--- start ---

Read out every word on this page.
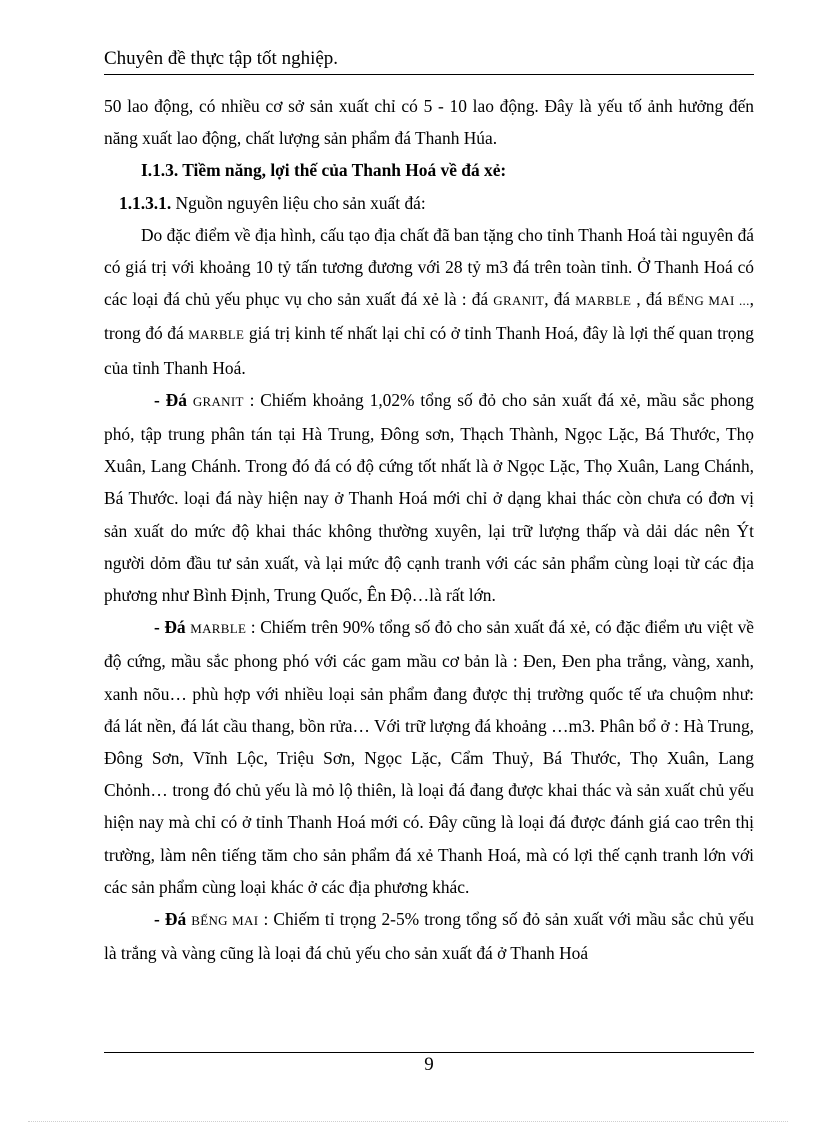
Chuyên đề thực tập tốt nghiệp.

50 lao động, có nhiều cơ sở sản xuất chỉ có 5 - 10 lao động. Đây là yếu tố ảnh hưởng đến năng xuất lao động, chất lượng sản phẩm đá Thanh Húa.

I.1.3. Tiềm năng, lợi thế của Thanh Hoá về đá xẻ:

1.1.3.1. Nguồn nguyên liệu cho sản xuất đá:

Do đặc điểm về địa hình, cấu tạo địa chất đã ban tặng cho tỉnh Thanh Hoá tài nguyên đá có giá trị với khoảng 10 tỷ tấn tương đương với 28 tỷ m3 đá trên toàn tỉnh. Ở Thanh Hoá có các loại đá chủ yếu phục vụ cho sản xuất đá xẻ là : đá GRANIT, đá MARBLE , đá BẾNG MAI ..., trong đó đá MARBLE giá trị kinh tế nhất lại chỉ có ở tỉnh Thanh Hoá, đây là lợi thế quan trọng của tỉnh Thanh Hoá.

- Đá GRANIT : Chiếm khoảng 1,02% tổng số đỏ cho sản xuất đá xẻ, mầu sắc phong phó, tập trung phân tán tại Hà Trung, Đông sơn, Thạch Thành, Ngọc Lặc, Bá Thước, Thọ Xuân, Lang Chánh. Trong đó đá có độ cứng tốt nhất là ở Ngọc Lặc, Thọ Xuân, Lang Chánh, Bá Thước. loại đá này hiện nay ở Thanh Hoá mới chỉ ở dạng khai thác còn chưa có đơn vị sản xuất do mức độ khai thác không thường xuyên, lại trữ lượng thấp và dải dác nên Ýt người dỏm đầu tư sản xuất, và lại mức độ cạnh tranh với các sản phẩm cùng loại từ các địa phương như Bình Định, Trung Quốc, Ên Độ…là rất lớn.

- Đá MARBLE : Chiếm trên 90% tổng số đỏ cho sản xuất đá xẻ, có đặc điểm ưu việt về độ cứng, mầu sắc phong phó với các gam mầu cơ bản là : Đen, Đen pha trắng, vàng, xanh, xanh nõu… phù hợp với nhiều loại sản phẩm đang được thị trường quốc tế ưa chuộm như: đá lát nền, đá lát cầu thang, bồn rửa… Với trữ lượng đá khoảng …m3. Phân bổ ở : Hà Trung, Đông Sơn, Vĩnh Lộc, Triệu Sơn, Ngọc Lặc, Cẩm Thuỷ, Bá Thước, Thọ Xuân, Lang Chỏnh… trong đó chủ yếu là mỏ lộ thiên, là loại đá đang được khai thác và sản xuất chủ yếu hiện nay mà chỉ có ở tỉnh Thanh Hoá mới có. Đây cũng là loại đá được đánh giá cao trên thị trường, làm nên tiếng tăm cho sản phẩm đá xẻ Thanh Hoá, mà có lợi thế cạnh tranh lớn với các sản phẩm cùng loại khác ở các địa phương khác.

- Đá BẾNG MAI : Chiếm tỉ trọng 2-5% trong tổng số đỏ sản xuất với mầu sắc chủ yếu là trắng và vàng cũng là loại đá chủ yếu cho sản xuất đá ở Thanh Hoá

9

--- end ---

SET PROBLEM: Look over the listing above. Pick out and copy every line that includes "chất".

RESPONSE TO THIS EXERCISE:
50 lao động, có nhiều cơ sở sản xuất chỉ có 5 - 10 lao động. Đây là yếu tố ảnh hưởng đến năng xuất lao động, chất lượng sản phẩm đá Thanh Húa.
Do đặc điểm về địa hình, cấu tạo địa chất đã ban tặng cho tỉnh Thanh Hoá tài nguyên đá có giá trị với khoảng 10 tỷ tấn tương đương với 28 tỷ m3 đá trên toàn tỉnh. Ở Thanh Hoá có các loại đá chủ yếu phục vụ cho sản xuất đá xẻ là : đá GRANIT, đá MARBLE , đá BẾNG MAI ..., trong đó đá MARBLE giá trị kinh tế nhất lại chỉ có ở tỉnh Thanh Hoá, đây là lợi thế quan trọng của tỉnh Thanh Hoá.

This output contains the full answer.